═══ Data for processing ═══

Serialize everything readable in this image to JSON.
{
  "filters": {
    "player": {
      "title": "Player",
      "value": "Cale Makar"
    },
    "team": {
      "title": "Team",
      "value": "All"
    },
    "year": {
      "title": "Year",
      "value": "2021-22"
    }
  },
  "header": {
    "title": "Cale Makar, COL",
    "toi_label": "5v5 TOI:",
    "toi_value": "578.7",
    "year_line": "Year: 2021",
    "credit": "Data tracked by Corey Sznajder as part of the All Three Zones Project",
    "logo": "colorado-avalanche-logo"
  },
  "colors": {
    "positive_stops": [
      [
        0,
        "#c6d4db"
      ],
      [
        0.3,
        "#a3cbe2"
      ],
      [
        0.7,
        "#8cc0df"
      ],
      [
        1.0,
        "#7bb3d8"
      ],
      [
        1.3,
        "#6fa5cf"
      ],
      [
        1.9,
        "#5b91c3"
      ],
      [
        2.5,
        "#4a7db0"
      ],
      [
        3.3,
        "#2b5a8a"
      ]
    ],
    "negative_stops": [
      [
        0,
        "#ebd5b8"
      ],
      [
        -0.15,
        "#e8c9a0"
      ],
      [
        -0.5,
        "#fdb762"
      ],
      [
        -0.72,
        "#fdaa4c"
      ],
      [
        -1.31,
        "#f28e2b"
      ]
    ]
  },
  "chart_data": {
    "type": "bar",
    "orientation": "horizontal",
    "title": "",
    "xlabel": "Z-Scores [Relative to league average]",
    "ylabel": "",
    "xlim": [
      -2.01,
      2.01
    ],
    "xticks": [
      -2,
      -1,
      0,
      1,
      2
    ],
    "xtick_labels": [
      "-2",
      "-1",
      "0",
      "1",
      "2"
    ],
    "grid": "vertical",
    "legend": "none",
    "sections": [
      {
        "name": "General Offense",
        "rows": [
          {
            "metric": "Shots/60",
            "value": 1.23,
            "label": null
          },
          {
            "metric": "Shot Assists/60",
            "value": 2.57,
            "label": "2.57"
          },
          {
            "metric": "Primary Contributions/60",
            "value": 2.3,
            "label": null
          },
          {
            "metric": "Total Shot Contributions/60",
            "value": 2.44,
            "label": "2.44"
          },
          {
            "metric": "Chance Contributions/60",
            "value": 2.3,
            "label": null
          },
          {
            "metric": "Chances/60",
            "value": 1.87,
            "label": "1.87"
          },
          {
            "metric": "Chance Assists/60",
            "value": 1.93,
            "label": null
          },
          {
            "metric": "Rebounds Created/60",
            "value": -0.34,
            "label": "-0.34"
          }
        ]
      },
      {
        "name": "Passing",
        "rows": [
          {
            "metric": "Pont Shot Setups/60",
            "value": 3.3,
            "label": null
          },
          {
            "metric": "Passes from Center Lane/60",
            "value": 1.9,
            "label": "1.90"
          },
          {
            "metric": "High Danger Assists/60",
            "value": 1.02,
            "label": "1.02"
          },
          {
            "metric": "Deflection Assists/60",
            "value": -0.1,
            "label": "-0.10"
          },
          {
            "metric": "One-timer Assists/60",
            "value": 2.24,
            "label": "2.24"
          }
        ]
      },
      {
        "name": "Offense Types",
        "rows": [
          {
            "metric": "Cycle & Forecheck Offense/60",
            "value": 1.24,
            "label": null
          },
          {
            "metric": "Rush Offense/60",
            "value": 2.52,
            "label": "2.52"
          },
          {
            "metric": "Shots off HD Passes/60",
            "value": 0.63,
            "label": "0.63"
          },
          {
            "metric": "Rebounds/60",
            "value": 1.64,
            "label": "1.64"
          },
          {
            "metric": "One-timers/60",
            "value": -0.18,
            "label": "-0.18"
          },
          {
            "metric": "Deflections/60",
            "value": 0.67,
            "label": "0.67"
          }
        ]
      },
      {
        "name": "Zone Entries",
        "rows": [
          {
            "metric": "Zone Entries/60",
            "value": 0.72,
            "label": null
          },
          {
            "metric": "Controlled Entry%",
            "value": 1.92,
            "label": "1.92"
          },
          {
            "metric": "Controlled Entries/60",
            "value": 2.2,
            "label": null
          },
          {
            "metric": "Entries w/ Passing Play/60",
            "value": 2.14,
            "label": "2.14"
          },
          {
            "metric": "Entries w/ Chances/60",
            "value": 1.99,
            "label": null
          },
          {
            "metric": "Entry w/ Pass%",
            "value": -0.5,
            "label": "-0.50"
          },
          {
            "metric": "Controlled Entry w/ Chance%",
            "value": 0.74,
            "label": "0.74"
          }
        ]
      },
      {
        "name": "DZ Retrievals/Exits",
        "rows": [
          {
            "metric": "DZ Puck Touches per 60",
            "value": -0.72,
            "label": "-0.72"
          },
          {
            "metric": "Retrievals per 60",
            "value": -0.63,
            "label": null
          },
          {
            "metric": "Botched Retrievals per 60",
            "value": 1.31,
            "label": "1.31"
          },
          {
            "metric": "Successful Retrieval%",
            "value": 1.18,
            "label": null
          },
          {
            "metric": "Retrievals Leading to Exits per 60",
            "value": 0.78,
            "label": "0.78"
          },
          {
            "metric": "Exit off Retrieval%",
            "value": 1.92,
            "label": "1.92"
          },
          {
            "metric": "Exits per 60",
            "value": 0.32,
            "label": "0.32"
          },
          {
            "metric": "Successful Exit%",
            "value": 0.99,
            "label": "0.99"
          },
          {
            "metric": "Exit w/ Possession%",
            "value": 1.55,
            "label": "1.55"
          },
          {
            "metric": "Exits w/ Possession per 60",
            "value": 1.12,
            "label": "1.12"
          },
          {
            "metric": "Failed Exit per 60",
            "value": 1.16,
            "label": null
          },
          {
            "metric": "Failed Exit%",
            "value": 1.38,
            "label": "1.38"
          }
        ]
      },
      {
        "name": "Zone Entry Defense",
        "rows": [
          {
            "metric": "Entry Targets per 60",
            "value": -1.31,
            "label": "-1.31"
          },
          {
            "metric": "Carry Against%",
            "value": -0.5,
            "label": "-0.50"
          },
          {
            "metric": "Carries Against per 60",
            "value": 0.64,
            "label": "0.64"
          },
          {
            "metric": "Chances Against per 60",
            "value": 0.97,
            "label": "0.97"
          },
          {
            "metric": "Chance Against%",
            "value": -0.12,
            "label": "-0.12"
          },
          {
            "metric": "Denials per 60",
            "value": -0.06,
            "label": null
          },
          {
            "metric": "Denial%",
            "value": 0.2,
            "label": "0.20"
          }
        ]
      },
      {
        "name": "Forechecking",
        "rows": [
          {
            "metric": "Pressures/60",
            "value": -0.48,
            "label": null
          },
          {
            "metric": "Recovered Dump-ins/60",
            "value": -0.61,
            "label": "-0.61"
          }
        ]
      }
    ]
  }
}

═══

* Set problem *
All of the entries need to be reproduced exactly; please write them out.

* Answer to the problem *
Serialize everything readable in this image to JSON.
{
  "filters": {
    "player": {
      "title": "Player",
      "value": "Cale Makar"
    },
    "team": {
      "title": "Team",
      "value": "All"
    },
    "year": {
      "title": "Year",
      "value": "2021-22"
    }
  },
  "header": {
    "title": "Cale Makar, COL",
    "toi_label": "5v5 TOI:",
    "toi_value": "578.7",
    "year_line": "Year: 2021",
    "credit": "Data tracked by Corey Sznajder as part of the All Three Zones Project",
    "logo": "colorado-avalanche-logo"
  },
  "colors": {
    "positive_stops": [
      [
        0,
        "#c6d4db"
      ],
      [
        0.3,
        "#a3cbe2"
      ],
      [
        0.7,
        "#8cc0df"
      ],
      [
        1.0,
        "#7bb3d8"
      ],
      [
        1.3,
        "#6fa5cf"
      ],
      [
        1.9,
        "#5b91c3"
      ],
      [
        2.5,
        "#4a7db0"
      ],
      [
        3.3,
        "#2b5a8a"
      ]
    ],
    "negative_stops": [
      [
        0,
        "#ebd5b8"
      ],
      [
        -0.15,
        "#e8c9a0"
      ],
      [
        -0.5,
        "#fdb762"
      ],
      [
        -0.72,
        "#fdaa4c"
      ],
      [
        -1.31,
        "#f28e2b"
      ]
    ]
  },
  "chart_data": {
    "type": "bar",
    "orientation": "horizontal",
    "title": "",
    "xlabel": "Z-Scores [Relative to league average]",
    "ylabel": "",
    "xlim": [
      -2.01,
      2.01
    ],
    "xticks": [
      -2,
      -1,
      0,
      1,
      2
    ],
    "xtick_labels": [
      "-2",
      "-1",
      "0",
      "1",
      "2"
    ],
    "grid": "vertical",
    "legend": "none",
    "sections": [
      {
        "name": "General Offense",
        "rows": [
          {
            "metric": "Shots/60",
            "value": 1.23,
            "label": null
          },
          {
            "metric": "Shot Assists/60",
            "value": 2.57,
            "label": "2.57"
          },
          {
            "metric": "Primary Contributions/60",
            "value": 2.3,
            "label": null
          },
          {
            "metric": "Total Shot Contributions/60",
            "value": 2.44,
            "label": "2.44"
          },
          {
            "metric": "Chance Contributions/60",
            "value": 2.3,
            "label": null
          },
          {
            "metric": "Chances/60",
            "value": 1.87,
            "label": "1.87"
          },
          {
            "metric": "Chance Assists/60",
            "value": 1.93,
            "label": null
          },
          {
            "metric": "Rebounds Created/60",
            "value": -0.34,
            "label": "-0.34"
          }
        ]
      },
      {
        "name": "Passing",
        "rows": [
          {
            "metric": "Pont Shot Setups/60",
            "value": 3.3,
            "label": null
          },
          {
            "metric": "Passes from Center Lane/60",
            "value": 1.9,
            "label": "1.90"
          },
          {
            "metric": "High Danger Assists/60",
            "value": 1.02,
            "label": "1.02"
          },
          {
            "metric": "Deflection Assists/60",
            "value": -0.1,
            "label": "-0.10"
          },
          {
            "metric": "One-timer Assists/60",
            "value": 2.24,
            "label": "2.24"
          }
        ]
      },
      {
        "name": "Offense Types",
        "rows": [
          {
            "metric": "Cycle & Forecheck Offense/60",
            "value": 1.24,
            "label": null
          },
          {
            "metric": "Rush Offense/60",
            "value": 2.52,
            "label": "2.52"
          },
          {
            "metric": "Shots off HD Passes/60",
            "value": 0.63,
            "label": "0.63"
          },
          {
            "metric": "Rebounds/60",
            "value": 1.64,
            "label": "1.64"
          },
          {
            "metric": "One-timers/60",
            "value": -0.18,
            "label": "-0.18"
          },
          {
            "metric": "Deflections/60",
            "value": 0.67,
            "label": "0.67"
          }
        ]
      },
      {
        "name": "Zone Entries",
        "rows": [
          {
            "metric": "Zone Entries/60",
            "value": 0.72,
            "label": null
          },
          {
            "metric": "Controlled Entry%",
            "value": 1.92,
            "label": "1.92"
          },
          {
            "metric": "Controlled Entries/60",
            "value": 2.2,
            "label": null
          },
          {
            "metric": "Entries w/ Passing Play/60",
            "value": 2.14,
            "label": "2.14"
          },
          {
            "metric": "Entries w/ Chances/60",
            "value": 1.99,
            "label": null
          },
          {
            "metric": "Entry w/ Pass%",
            "value": -0.5,
            "label": "-0.50"
          },
          {
            "metric": "Controlled Entry w/ Chance%",
            "value": 0.74,
            "label": "0.74"
          }
        ]
      },
      {
        "name": "DZ Retrievals/Exits",
        "rows": [
          {
            "metric": "DZ Puck Touches per 60",
            "value": -0.72,
            "label": "-0.72"
          },
          {
            "metric": "Retrievals per 60",
            "value": -0.63,
            "label": null
          },
          {
            "metric": "Botched Retrievals per 60",
            "value": 1.31,
            "label": "1.31"
          },
          {
            "metric": "Successful Retrieval%",
            "value": 1.18,
            "label": null
          },
          {
            "metric": "Retrievals Leading to Exits per 60",
            "value": 0.78,
            "label": "0.78"
          },
          {
            "metric": "Exit off Retrieval%",
            "value": 1.92,
            "label": "1.92"
          },
          {
            "metric": "Exits per 60",
            "value": 0.32,
            "label": "0.32"
          },
          {
            "metric": "Successful Exit%",
            "value": 0.99,
            "label": "0.99"
          },
          {
            "metric": "Exit w/ Possession%",
            "value": 1.55,
            "label": "1.55"
          },
          {
            "metric": "Exits w/ Possession per 60",
            "value": 1.12,
            "label": "1.12"
          },
          {
            "metric": "Failed Exit per 60",
            "value": 1.16,
            "label": null
          },
          {
            "metric": "Failed Exit%",
            "value": 1.38,
            "label": "1.38"
          }
        ]
      },
      {
        "name": "Zone Entry Defense",
        "rows": [
          {
            "metric": "Entry Targets per 60",
            "value": -1.31,
            "label": "-1.31"
          },
          {
            "metric": "Carry Against%",
            "value": -0.5,
            "label": "-0.50"
          },
          {
            "metric": "Carries Against per 60",
            "value": 0.64,
            "label": "0.64"
          },
          {
            "metric": "Chances Against per 60",
            "value": 0.97,
            "label": "0.97"
          },
          {
            "metric": "Chance Against%",
            "value": -0.12,
            "label": "-0.12"
          },
          {
            "metric": "Denials per 60",
            "value": -0.06,
            "label": null
          },
          {
            "metric": "Denial%",
            "value": 0.2,
            "label": "0.20"
          }
        ]
      },
      {
        "name": "Forechecking",
        "rows": [
          {
            "metric": "Pressures/60",
            "value": -0.48,
            "label": null
          },
          {
            "metric": "Recovered Dump-ins/60",
            "value": -0.61,
            "label": "-0.61"
          }
        ]
      }
    ]
  }
}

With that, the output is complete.